## BEGIN

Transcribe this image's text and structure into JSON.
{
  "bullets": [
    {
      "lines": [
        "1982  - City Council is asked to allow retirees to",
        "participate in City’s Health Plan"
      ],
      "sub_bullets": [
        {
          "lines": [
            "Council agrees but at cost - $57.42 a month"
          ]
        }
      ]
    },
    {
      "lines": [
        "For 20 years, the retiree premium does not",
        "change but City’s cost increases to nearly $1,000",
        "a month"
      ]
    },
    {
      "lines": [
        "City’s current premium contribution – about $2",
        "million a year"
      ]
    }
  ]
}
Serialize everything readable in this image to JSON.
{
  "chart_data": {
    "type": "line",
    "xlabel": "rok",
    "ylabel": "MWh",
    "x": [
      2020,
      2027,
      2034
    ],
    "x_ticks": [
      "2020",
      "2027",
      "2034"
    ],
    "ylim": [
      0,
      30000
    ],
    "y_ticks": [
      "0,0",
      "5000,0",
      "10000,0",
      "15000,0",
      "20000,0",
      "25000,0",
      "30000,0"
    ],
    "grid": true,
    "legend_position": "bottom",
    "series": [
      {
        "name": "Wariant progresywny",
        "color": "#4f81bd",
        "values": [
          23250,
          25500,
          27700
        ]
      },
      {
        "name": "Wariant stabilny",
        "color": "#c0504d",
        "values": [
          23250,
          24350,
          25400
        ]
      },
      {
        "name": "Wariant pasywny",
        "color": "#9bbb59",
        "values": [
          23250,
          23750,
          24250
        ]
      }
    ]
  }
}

## END

Objective:
Print all of the entries exactly as they are written.

Written reply:
Transcribe this image's text and structure into JSON.
{
  "bullets": [
    {
      "lines": [
        "1982  - City Council is asked to allow retirees to",
        "participate in City’s Health Plan"
      ],
      "sub_bullets": [
        {
          "lines": [
            "Council agrees but at cost - $57.42 a month"
          ]
        }
      ]
    },
    {
      "lines": [
        "For 20 years, the retiree premium does not",
        "change but City’s cost increases to nearly $1,000",
        "a month"
      ]
    },
    {
      "lines": [
        "City’s current premium contribution – about $2",
        "million a year"
      ]
    }
  ]
}
Serialize everything readable in this image to JSON.
{
  "chart_data": {
    "type": "line",
    "xlabel": "rok",
    "ylabel": "MWh",
    "x": [
      2020,
      2027,
      2034
    ],
    "x_ticks": [
      "2020",
      "2027",
      "2034"
    ],
    "ylim": [
      0,
      30000
    ],
    "y_ticks": [
      "0,0",
      "5000,0",
      "10000,0",
      "15000,0",
      "20000,0",
      "25000,0",
      "30000,0"
    ],
    "grid": true,
    "legend_position": "bottom",
    "series": [
      {
        "name": "Wariant progresywny",
        "color": "#4f81bd",
        "values": [
          23250,
          25500,
          27700
        ]
      },
      {
        "name": "Wariant stabilny",
        "color": "#c0504d",
        "values": [
          23250,
          24350,
          25400
        ]
      },
      {
        "name": "Wariant pasywny",
        "color": "#9bbb59",
        "values": [
          23250,
          23750,
          24250
        ]
      }
    ]
  }
}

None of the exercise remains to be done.